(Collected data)
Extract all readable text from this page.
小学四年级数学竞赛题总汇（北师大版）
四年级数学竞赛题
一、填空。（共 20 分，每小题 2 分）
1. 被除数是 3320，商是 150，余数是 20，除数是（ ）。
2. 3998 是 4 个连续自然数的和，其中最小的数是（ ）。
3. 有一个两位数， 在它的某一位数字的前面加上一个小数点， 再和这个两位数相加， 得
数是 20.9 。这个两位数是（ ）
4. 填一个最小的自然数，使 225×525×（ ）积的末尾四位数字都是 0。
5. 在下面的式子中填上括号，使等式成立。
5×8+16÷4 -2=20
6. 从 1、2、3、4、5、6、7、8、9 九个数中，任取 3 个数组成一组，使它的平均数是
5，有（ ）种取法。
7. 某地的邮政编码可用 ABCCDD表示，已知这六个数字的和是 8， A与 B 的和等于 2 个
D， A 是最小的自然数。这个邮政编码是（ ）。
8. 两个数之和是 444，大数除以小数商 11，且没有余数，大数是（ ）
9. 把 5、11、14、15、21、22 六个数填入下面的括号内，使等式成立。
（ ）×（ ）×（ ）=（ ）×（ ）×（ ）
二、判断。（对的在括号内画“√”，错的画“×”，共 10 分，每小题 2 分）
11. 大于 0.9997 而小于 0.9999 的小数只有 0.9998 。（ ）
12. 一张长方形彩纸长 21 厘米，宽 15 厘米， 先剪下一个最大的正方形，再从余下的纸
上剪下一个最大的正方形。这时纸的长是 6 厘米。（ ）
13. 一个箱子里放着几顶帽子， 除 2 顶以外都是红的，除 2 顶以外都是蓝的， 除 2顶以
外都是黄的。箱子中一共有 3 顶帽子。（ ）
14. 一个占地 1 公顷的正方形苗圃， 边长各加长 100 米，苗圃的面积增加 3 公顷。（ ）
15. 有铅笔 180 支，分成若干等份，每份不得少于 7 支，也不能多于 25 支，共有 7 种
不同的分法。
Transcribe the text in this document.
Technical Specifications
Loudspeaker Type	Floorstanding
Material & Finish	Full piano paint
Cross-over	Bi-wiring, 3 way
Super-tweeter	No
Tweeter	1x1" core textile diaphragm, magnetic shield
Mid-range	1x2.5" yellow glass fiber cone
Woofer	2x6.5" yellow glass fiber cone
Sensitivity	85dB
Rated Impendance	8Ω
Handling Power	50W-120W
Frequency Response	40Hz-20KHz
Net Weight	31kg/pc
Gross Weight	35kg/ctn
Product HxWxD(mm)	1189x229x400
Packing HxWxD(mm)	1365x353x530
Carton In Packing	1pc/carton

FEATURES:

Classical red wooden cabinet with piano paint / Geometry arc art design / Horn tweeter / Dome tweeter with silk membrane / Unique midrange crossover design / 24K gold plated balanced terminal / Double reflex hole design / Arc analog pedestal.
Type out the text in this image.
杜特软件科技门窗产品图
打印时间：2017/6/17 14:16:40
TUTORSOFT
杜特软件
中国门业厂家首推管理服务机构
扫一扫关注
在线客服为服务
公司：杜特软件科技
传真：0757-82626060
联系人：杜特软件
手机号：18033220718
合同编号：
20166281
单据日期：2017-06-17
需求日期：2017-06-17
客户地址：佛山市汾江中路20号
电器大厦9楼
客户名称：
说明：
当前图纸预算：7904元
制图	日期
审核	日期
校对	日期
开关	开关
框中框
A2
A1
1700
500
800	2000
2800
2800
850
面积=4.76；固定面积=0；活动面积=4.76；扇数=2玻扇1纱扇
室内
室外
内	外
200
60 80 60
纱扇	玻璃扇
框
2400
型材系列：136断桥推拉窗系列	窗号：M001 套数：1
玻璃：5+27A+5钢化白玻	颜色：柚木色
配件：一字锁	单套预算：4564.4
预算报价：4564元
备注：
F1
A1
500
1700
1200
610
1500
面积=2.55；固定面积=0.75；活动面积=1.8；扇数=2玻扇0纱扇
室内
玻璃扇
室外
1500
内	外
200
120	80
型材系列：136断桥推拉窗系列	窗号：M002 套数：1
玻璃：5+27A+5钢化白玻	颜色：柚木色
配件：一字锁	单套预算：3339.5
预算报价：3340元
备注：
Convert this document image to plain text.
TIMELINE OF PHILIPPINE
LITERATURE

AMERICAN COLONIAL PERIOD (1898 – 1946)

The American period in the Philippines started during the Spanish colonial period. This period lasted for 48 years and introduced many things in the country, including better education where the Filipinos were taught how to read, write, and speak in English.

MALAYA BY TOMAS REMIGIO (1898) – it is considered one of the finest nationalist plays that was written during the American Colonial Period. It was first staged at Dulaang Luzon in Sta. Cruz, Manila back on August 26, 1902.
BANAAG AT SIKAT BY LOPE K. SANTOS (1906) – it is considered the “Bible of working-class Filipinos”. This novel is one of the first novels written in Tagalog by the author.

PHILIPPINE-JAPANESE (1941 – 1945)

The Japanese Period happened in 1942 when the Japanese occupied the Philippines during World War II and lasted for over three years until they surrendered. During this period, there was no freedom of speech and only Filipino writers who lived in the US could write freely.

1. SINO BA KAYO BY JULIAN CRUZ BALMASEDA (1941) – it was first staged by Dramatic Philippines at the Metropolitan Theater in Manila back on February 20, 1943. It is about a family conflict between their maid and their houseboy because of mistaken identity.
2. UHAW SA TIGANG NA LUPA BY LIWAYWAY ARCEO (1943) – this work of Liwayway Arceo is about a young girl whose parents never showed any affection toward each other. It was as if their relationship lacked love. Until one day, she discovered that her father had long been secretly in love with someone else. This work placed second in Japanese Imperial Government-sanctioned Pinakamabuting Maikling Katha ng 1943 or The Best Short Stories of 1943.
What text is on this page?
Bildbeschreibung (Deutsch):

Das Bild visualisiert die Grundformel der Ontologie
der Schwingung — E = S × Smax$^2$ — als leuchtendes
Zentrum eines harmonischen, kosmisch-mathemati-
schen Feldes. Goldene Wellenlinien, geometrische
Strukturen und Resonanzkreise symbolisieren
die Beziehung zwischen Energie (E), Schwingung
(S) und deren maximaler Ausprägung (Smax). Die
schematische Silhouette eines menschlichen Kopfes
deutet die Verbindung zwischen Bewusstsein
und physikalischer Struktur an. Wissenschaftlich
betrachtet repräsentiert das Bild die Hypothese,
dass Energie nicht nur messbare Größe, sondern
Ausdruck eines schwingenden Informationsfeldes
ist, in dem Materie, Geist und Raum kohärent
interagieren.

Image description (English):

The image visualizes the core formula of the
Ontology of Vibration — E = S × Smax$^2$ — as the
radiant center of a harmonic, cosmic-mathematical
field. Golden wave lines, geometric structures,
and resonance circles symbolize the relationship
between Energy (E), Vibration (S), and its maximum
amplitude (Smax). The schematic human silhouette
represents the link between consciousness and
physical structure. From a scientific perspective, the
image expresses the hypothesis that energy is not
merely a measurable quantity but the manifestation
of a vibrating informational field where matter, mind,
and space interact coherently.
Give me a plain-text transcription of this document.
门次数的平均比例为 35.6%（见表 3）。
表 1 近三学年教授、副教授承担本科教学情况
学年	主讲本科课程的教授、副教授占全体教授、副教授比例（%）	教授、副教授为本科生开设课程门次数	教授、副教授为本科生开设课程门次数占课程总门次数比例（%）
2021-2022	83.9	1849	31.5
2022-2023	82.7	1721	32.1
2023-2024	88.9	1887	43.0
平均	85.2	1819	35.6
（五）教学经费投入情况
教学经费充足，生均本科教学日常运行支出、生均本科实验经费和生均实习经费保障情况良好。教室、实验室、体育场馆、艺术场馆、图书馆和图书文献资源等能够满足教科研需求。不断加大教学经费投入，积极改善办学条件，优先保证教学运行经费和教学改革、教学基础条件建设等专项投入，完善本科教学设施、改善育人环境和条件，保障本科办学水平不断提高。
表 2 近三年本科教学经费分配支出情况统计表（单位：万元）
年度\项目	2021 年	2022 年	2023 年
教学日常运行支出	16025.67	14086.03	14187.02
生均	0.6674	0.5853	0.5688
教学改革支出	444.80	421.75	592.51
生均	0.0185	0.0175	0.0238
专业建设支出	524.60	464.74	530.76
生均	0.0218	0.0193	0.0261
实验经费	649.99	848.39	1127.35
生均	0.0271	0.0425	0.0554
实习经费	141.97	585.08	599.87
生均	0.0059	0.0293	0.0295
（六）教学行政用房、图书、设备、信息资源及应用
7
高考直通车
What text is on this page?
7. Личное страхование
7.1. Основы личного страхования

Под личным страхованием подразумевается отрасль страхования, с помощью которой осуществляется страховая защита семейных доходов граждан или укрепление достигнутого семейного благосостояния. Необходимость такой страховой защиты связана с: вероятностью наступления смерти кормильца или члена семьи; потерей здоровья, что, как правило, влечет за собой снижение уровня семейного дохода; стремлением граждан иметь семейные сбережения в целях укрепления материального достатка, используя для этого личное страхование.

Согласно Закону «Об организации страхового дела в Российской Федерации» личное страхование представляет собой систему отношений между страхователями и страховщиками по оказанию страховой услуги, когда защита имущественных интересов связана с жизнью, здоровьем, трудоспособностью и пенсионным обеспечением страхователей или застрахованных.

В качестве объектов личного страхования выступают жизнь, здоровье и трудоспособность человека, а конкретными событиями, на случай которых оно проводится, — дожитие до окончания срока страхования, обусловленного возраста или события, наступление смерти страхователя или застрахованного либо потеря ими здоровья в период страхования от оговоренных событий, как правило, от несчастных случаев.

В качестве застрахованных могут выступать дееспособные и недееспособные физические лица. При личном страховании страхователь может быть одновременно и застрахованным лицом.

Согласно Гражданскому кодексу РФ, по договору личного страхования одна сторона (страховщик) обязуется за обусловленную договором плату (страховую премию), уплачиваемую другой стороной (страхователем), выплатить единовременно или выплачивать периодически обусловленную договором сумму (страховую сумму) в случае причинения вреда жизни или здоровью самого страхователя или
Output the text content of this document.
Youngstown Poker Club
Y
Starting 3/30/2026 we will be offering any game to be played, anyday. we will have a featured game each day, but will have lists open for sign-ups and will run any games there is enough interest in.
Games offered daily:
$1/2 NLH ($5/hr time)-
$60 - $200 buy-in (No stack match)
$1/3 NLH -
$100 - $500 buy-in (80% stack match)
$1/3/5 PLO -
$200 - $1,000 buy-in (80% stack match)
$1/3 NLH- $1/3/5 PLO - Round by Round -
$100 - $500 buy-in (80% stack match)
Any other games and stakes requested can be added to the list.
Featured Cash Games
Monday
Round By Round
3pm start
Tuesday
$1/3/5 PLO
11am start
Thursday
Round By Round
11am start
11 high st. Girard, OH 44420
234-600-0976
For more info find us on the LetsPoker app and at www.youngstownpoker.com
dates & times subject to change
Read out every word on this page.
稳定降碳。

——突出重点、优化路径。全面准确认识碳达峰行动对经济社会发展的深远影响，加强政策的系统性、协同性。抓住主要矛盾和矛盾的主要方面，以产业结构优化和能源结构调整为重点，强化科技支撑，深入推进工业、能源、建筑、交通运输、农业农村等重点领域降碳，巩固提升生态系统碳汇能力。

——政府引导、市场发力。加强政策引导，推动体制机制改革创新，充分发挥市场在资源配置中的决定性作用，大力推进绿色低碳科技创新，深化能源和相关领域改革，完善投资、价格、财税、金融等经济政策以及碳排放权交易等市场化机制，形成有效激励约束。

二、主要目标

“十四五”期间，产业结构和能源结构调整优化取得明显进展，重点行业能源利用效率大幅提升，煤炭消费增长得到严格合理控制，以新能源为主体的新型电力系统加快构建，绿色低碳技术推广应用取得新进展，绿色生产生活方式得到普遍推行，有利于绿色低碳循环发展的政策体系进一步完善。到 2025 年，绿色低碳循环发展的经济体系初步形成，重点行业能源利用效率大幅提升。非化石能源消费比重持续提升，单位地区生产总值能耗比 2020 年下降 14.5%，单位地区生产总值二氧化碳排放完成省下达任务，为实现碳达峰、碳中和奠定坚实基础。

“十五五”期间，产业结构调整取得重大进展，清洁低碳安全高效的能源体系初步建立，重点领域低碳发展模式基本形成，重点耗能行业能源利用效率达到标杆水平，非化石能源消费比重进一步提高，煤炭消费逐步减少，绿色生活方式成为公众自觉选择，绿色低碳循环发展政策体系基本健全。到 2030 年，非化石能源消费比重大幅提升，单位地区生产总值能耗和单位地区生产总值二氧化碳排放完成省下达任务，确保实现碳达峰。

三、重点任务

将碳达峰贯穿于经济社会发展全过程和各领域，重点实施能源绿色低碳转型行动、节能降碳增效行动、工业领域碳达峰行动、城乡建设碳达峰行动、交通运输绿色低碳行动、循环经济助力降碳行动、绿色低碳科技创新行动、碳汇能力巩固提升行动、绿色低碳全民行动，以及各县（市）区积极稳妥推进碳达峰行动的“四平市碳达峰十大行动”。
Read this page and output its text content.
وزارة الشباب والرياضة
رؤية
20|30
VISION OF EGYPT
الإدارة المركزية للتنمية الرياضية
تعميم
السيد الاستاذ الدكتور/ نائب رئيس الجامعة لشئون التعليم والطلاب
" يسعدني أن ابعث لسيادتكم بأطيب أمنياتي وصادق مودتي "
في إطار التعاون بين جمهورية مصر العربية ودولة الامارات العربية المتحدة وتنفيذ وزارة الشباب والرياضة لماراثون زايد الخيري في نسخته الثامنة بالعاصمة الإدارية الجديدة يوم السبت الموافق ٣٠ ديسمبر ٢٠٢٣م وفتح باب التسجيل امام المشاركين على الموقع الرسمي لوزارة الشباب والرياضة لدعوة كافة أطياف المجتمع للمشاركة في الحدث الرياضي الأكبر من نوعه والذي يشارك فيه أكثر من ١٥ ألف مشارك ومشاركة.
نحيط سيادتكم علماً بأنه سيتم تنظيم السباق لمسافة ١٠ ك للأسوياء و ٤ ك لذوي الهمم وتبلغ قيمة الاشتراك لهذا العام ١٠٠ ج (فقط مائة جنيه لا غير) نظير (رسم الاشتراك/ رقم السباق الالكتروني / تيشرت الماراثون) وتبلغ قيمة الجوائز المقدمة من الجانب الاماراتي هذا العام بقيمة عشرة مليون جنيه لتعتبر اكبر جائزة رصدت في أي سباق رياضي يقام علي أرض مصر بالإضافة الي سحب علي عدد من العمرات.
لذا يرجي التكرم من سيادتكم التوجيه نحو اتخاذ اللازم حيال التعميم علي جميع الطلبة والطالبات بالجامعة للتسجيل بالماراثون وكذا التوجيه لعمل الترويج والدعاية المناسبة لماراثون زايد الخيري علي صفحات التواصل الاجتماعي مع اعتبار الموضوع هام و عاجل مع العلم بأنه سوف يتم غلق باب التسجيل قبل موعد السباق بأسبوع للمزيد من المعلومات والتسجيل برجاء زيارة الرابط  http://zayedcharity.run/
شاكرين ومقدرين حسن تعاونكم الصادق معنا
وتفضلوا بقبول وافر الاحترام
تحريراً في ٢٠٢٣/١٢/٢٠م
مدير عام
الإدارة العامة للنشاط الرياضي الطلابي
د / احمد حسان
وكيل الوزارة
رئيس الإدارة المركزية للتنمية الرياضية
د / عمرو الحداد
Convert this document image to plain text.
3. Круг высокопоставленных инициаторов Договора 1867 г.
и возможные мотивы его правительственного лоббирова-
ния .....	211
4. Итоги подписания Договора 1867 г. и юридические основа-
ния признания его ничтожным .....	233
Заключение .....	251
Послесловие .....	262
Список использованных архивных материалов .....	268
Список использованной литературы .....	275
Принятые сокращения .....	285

### Instruction
Pick out the lines containing the word "Weight" and show them.

### Solution to the problem
Net Weight	31kg/pc
Gross Weight	35kg/ctn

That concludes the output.